_Given instruction_. Return the records, each one exactly as written.

..........

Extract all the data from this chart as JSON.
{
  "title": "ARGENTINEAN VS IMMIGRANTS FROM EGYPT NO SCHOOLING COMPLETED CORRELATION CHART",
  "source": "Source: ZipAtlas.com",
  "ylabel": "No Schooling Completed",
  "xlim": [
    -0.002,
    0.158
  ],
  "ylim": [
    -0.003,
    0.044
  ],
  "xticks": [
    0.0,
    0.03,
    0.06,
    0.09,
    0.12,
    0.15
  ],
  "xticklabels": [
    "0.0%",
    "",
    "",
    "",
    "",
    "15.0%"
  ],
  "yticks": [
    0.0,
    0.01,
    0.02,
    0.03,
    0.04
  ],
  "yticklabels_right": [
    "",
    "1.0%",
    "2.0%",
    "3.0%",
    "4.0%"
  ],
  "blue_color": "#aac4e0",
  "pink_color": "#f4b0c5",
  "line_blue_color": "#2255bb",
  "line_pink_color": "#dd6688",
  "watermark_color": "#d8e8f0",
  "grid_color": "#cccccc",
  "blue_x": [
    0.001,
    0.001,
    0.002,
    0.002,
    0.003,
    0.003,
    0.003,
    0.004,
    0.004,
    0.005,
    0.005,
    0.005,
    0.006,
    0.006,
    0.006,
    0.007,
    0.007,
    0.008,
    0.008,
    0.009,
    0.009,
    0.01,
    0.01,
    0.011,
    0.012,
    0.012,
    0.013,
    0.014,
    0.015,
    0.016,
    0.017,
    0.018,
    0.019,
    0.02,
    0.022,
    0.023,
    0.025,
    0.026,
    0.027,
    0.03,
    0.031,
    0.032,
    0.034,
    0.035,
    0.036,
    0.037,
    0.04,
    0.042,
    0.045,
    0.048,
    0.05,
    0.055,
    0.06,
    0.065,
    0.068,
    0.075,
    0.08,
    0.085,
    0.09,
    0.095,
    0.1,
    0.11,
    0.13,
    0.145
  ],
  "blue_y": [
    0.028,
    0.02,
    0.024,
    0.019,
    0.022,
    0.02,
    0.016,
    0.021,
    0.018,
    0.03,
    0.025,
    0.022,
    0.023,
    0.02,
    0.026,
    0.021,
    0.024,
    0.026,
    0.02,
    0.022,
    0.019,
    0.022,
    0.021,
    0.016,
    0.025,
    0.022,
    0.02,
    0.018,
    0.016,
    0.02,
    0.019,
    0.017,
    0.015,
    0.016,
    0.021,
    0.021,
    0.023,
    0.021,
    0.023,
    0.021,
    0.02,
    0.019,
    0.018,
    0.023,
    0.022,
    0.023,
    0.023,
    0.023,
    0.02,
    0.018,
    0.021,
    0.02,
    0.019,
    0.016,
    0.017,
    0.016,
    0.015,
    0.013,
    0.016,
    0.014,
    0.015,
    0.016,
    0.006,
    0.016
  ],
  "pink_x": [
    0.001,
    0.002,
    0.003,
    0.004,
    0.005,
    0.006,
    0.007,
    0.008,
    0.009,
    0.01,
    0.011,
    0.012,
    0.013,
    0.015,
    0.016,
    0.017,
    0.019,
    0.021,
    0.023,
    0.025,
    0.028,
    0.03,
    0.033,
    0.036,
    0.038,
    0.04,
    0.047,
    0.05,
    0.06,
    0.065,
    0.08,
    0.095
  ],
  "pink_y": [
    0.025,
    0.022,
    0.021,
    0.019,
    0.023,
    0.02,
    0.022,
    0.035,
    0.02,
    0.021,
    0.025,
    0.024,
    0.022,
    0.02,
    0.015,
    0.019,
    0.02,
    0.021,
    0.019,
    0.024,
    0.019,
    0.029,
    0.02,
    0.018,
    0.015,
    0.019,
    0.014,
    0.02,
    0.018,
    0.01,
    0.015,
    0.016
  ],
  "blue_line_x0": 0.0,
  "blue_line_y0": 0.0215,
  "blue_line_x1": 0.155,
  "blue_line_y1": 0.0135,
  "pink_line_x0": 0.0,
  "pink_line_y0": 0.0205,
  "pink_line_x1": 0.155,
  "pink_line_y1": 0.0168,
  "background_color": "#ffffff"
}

..........

_Solution to this task_.
Extract all the data from this chart as JSON.
{
  "title": "ARGENTINEAN VS IMMIGRANTS FROM EGYPT NO SCHOOLING COMPLETED CORRELATION CHART",
  "source": "Source: ZipAtlas.com",
  "ylabel": "No Schooling Completed",
  "xlim": [
    -0.002,
    0.158
  ],
  "ylim": [
    -0.003,
    0.044
  ],
  "xticks": [
    0.0,
    0.03,
    0.06,
    0.09,
    0.12,
    0.15
  ],
  "xticklabels": [
    "0.0%",
    "",
    "",
    "",
    "",
    "15.0%"
  ],
  "yticks": [
    0.0,
    0.01,
    0.02,
    0.03,
    0.04
  ],
  "yticklabels_right": [
    "",
    "1.0%",
    "2.0%",
    "3.0%",
    "4.0%"
  ],
  "blue_color": "#aac4e0",
  "pink_color": "#f4b0c5",
  "line_blue_color": "#2255bb",
  "line_pink_color": "#dd6688",
  "watermark_color": "#d8e8f0",
  "grid_color": "#cccccc",
  "blue_x": [
    0.001,
    0.001,
    0.002,
    0.002,
    0.003,
    0.003,
    0.003,
    0.004,
    0.004,
    0.005,
    0.005,
    0.005,
    0.006,
    0.006,
    0.006,
    0.007,
    0.007,
    0.008,
    0.008,
    0.009,
    0.009,
    0.01,
    0.01,
    0.011,
    0.012,
    0.012,
    0.013,
    0.014,
    0.015,
    0.016,
    0.017,
    0.018,
    0.019,
    0.02,
    0.022,
    0.023,
    0.025,
    0.026,
    0.027,
    0.03,
    0.031,
    0.032,
    0.034,
    0.035,
    0.036,
    0.037,
    0.04,
    0.042,
    0.045,
    0.048,
    0.05,
    0.055,
    0.06,
    0.065,
    0.068,
    0.075,
    0.08,
    0.085,
    0.09,
    0.095,
    0.1,
    0.11,
    0.13,
    0.145
  ],
  "blue_y": [
    0.028,
    0.02,
    0.024,
    0.019,
    0.022,
    0.02,
    0.016,
    0.021,
    0.018,
    0.03,
    0.025,
    0.022,
    0.023,
    0.02,
    0.026,
    0.021,
    0.024,
    0.026,
    0.02,
    0.022,
    0.019,
    0.022,
    0.021,
    0.016,
    0.025,
    0.022,
    0.02,
    0.018,
    0.016,
    0.02,
    0.019,
    0.017,
    0.015,
    0.016,
    0.021,
    0.021,
    0.023,
    0.021,
    0.023,
    0.021,
    0.02,
    0.019,
    0.018,
    0.023,
    0.022,
    0.023,
    0.023,
    0.023,
    0.02,
    0.018,
    0.021,
    0.02,
    0.019,
    0.016,
    0.017,
    0.016,
    0.015,
    0.013,
    0.016,
    0.014,
    0.015,
    0.016,
    0.006,
    0.016
  ],
  "pink_x": [
    0.001,
    0.002,
    0.003,
    0.004,
    0.005,
    0.006,
    0.007,
    0.008,
    0.009,
    0.01,
    0.011,
    0.012,
    0.013,
    0.015,
    0.016,
    0.017,
    0.019,
    0.021,
    0.023,
    0.025,
    0.028,
    0.03,
    0.033,
    0.036,
    0.038,
    0.04,
    0.047,
    0.05,
    0.06,
    0.065,
    0.08,
    0.095
  ],
  "pink_y": [
    0.025,
    0.022,
    0.021,
    0.019,
    0.023,
    0.02,
    0.022,
    0.035,
    0.02,
    0.021,
    0.025,
    0.024,
    0.022,
    0.02,
    0.015,
    0.019,
    0.02,
    0.021,
    0.019,
    0.024,
    0.019,
    0.029,
    0.02,
    0.018,
    0.015,
    0.019,
    0.014,
    0.02,
    0.018,
    0.01,
    0.015,
    0.016
  ],
  "blue_line_x0": 0.0,
  "blue_line_y0": 0.0215,
  "blue_line_x1": 0.155,
  "blue_line_y1": 0.0135,
  "pink_line_x0": 0.0,
  "pink_line_y0": 0.0205,
  "pink_line_x1": 0.155,
  "pink_line_y1": 0.0168,
  "background_color": "#ffffff"
}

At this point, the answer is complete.